• **DATASET**
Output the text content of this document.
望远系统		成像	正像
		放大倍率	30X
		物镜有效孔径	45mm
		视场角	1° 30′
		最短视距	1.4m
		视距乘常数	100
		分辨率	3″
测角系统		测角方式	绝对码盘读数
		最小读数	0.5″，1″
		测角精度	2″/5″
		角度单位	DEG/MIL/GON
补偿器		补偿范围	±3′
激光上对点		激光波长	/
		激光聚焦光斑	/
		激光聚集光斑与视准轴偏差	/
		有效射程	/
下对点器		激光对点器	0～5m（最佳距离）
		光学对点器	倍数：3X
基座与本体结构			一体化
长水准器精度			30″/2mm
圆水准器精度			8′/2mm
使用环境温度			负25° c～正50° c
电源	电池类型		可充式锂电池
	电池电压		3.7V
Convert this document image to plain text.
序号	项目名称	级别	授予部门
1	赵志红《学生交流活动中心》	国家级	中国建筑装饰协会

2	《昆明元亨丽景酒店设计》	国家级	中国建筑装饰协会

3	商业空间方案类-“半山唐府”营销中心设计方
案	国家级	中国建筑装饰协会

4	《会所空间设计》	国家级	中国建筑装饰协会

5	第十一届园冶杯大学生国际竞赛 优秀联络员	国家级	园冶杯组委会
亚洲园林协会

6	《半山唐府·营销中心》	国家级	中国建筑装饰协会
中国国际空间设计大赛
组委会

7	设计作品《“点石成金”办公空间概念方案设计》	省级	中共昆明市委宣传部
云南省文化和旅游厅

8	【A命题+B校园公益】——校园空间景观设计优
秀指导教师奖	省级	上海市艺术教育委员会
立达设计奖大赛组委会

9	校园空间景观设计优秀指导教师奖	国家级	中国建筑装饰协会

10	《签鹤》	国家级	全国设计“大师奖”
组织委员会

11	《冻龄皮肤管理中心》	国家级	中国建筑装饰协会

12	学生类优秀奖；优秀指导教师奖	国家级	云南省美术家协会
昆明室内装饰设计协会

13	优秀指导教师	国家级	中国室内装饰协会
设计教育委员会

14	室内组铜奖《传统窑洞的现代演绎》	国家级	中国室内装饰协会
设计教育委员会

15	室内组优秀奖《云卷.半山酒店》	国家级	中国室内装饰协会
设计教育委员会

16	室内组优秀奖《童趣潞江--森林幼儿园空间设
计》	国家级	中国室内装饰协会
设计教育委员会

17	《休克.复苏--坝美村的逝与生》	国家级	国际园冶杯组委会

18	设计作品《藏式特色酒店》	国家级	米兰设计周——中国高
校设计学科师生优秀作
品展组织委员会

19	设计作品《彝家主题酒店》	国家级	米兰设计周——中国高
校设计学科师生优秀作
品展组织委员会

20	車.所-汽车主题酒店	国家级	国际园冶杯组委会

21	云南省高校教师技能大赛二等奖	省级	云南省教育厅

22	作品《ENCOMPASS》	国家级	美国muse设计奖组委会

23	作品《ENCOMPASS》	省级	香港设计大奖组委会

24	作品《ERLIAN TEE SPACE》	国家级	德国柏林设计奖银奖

• **PROBLEM TO WORK ON**
Give back exactly the lines from the line holding "Convert this document image to plain text." through the last line of the listing, including both.

• **SOLUTION**
Convert this document image to plain text.
序号	项目名称	级别	授予部门
1	赵志红《学生交流活动中心》	国家级	中国建筑装饰协会

2	《昆明元亨丽景酒店设计》	国家级	中国建筑装饰协会

3	商业空间方案类-“半山唐府”营销中心设计方
案	国家级	中国建筑装饰协会

4	《会所空间设计》	国家级	中国建筑装饰协会

5	第十一届园冶杯大学生国际竞赛 优秀联络员	国家级	园冶杯组委会
亚洲园林协会

6	《半山唐府·营销中心》	国家级	中国建筑装饰协会
中国国际空间设计大赛
组委会

7	设计作品《“点石成金”办公空间概念方案设计》	省级	中共昆明市委宣传部
云南省文化和旅游厅

8	【A命题+B校园公益】——校园空间景观设计优
秀指导教师奖	省级	上海市艺术教育委员会
立达设计奖大赛组委会

9	校园空间景观设计优秀指导教师奖	国家级	中国建筑装饰协会

10	《签鹤》	国家级	全国设计“大师奖”
组织委员会

11	《冻龄皮肤管理中心》	国家级	中国建筑装饰协会

12	学生类优秀奖；优秀指导教师奖	国家级	云南省美术家协会
昆明室内装饰设计协会

13	优秀指导教师	国家级	中国室内装饰协会
设计教育委员会

14	室内组铜奖《传统窑洞的现代演绎》	国家级	中国室内装饰协会
设计教育委员会

15	室内组优秀奖《云卷.半山酒店》	国家级	中国室内装饰协会
设计教育委员会

16	室内组优秀奖《童趣潞江--森林幼儿园空间设
计》	国家级	中国室内装饰协会
设计教育委员会

17	《休克.复苏--坝美村的逝与生》	国家级	国际园冶杯组委会

18	设计作品《藏式特色酒店》	国家级	米兰设计周——中国高
校设计学科师生优秀作
品展组织委员会

19	设计作品《彝家主题酒店》	国家级	米兰设计周——中国高
校设计学科师生优秀作
品展组织委员会

20	車.所-汽车主题酒店	国家级	国际园冶杯组委会

21	云南省高校教师技能大赛二等奖	省级	云南省教育厅

22	作品《ENCOMPASS》	国家级	美国muse设计奖组委会

23	作品《ENCOMPASS》	省级	香港设计大奖组委会

24	作品《ERLIAN TEE SPACE》	国家级	德国柏林设计奖银奖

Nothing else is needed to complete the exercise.